=== Provided data ===

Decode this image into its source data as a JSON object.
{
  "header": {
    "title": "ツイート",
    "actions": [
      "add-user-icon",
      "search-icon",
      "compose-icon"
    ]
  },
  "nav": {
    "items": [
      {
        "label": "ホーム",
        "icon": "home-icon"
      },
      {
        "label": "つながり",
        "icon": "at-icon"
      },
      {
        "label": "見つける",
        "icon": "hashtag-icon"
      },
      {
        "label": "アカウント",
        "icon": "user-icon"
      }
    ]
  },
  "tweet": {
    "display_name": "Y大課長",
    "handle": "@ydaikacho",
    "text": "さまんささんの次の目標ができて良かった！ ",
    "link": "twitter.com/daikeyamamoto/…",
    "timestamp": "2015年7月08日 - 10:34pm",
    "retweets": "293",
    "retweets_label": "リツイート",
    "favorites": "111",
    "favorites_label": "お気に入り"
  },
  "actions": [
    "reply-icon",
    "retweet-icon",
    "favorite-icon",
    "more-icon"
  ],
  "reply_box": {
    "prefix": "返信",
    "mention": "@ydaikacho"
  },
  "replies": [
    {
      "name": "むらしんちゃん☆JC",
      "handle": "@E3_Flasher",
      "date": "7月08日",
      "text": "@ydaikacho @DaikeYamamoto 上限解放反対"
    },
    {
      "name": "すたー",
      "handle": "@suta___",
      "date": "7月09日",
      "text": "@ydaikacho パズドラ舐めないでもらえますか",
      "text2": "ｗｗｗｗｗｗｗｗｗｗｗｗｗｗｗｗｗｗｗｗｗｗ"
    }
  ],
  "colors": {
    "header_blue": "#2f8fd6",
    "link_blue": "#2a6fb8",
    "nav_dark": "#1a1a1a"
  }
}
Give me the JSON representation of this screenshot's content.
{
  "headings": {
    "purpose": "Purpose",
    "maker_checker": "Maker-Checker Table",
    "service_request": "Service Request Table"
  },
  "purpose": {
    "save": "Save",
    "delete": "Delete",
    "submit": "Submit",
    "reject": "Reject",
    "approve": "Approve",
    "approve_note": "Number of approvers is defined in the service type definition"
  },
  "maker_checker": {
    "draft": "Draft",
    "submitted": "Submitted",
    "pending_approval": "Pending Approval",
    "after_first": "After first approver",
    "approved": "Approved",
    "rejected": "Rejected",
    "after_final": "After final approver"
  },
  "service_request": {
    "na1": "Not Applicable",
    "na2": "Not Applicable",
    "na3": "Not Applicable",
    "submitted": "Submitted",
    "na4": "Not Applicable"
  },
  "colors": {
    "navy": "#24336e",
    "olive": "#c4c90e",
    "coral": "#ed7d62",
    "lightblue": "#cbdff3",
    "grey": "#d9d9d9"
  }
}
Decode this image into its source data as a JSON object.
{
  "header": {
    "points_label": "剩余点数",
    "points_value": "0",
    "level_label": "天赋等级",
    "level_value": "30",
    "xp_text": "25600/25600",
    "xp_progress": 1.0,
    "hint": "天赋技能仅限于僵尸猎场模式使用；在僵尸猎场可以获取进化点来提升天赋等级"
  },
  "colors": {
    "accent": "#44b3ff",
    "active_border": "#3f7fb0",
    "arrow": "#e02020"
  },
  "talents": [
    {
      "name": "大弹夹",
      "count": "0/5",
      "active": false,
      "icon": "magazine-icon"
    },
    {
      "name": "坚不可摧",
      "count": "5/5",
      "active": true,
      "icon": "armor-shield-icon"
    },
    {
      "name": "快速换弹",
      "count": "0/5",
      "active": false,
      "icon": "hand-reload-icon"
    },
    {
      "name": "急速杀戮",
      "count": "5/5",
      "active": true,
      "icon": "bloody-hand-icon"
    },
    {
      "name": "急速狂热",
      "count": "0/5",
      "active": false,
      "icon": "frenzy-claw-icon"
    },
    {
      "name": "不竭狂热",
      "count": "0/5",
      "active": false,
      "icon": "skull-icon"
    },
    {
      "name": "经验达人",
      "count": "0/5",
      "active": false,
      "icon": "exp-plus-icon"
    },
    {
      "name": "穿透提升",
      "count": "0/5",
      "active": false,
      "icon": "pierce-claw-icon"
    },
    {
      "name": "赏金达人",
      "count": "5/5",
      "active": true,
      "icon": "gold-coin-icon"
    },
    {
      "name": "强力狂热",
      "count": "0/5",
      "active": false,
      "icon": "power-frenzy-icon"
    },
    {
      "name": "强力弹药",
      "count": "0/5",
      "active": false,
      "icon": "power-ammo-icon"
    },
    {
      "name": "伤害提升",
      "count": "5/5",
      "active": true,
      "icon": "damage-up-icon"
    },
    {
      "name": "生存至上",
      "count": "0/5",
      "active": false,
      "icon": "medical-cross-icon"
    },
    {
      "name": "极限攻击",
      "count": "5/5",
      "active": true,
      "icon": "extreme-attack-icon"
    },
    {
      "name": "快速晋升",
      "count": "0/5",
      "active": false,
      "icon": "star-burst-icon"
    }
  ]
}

===

● Problem description
The lines above form a set of records; determine how many of them contain the string "Applicable" and give that number alone.

● Output for this task
4